Problem statement -> Reproduce the listing below in its entirety. Change nothing.

Provided material ->
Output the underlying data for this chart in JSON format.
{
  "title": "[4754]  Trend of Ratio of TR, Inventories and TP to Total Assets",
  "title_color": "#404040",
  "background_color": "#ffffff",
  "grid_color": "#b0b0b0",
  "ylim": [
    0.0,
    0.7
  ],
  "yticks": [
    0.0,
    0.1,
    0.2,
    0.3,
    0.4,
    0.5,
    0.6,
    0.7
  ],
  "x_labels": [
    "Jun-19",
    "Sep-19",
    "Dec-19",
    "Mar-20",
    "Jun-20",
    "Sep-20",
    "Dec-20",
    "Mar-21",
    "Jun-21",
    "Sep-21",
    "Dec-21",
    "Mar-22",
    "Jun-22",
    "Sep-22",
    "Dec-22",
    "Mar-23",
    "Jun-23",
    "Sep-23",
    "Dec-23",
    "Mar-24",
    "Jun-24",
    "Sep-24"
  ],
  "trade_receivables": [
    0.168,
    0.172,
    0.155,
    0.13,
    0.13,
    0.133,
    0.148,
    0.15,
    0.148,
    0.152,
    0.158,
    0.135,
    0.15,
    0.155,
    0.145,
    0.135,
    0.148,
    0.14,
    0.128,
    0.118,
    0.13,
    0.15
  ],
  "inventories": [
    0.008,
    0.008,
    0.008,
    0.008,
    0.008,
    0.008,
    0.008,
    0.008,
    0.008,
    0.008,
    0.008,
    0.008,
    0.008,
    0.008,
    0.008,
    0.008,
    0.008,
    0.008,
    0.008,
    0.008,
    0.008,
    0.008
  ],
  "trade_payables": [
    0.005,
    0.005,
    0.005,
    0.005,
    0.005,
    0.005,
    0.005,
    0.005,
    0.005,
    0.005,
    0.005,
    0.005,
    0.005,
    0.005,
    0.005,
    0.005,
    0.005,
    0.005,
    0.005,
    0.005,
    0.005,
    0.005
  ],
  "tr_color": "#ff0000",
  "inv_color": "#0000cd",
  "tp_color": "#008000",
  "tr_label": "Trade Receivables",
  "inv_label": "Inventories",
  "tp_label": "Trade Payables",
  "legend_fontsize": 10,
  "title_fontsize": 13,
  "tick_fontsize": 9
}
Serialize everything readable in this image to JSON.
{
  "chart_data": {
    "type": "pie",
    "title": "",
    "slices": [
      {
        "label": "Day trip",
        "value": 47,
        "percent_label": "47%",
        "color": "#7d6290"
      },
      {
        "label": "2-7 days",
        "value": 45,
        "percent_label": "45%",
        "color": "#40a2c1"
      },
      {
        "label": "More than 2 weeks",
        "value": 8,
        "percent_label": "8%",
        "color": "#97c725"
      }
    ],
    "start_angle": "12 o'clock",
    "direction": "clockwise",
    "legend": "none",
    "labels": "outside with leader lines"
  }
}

Problem solution ->
Output the underlying data for this chart in JSON format.
{
  "title": "[4754]  Trend of Ratio of TR, Inventories and TP to Total Assets",
  "title_color": "#404040",
  "background_color": "#ffffff",
  "grid_color": "#b0b0b0",
  "ylim": [
    0.0,
    0.7
  ],
  "yticks": [
    0.0,
    0.1,
    0.2,
    0.3,
    0.4,
    0.5,
    0.6,
    0.7
  ],
  "x_labels": [
    "Jun-19",
    "Sep-19",
    "Dec-19",
    "Mar-20",
    "Jun-20",
    "Sep-20",
    "Dec-20",
    "Mar-21",
    "Jun-21",
    "Sep-21",
    "Dec-21",
    "Mar-22",
    "Jun-22",
    "Sep-22",
    "Dec-22",
    "Mar-23",
    "Jun-23",
    "Sep-23",
    "Dec-23",
    "Mar-24",
    "Jun-24",
    "Sep-24"
  ],
  "trade_receivables": [
    0.168,
    0.172,
    0.155,
    0.13,
    0.13,
    0.133,
    0.148,
    0.15,
    0.148,
    0.152,
    0.158,
    0.135,
    0.15,
    0.155,
    0.145,
    0.135,
    0.148,
    0.14,
    0.128,
    0.118,
    0.13,
    0.15
  ],
  "inventories": [
    0.008,
    0.008,
    0.008,
    0.008,
    0.008,
    0.008,
    0.008,
    0.008,
    0.008,
    0.008,
    0.008,
    0.008,
    0.008,
    0.008,
    0.008,
    0.008,
    0.008,
    0.008,
    0.008,
    0.008,
    0.008,
    0.008
  ],
  "trade_payables": [
    0.005,
    0.005,
    0.005,
    0.005,
    0.005,
    0.005,
    0.005,
    0.005,
    0.005,
    0.005,
    0.005,
    0.005,
    0.005,
    0.005,
    0.005,
    0.005,
    0.005,
    0.005,
    0.005,
    0.005,
    0.005,
    0.005
  ],
  "tr_color": "#ff0000",
  "inv_color": "#0000cd",
  "tp_color": "#008000",
  "tr_label": "Trade Receivables",
  "inv_label": "Inventories",
  "tp_label": "Trade Payables",
  "legend_fontsize": 10,
  "title_fontsize": 13,
  "tick_fontsize": 9
}
Serialize everything readable in this image to JSON.
{
  "chart_data": {
    "type": "pie",
    "title": "",
    "slices": [
      {
        "label": "Day trip",
        "value": 47,
        "percent_label": "47%",
        "color": "#7d6290"
      },
      {
        "label": "2-7 days",
        "value": 45,
        "percent_label": "45%",
        "color": "#40a2c1"
      },
      {
        "label": "More than 2 weeks",
        "value": 8,
        "percent_label": "8%",
        "color": "#97c725"
      }
    ],
    "start_angle": "12 o'clock",
    "direction": "clockwise",
    "legend": "none",
    "labels": "outside with leader lines"
  }
}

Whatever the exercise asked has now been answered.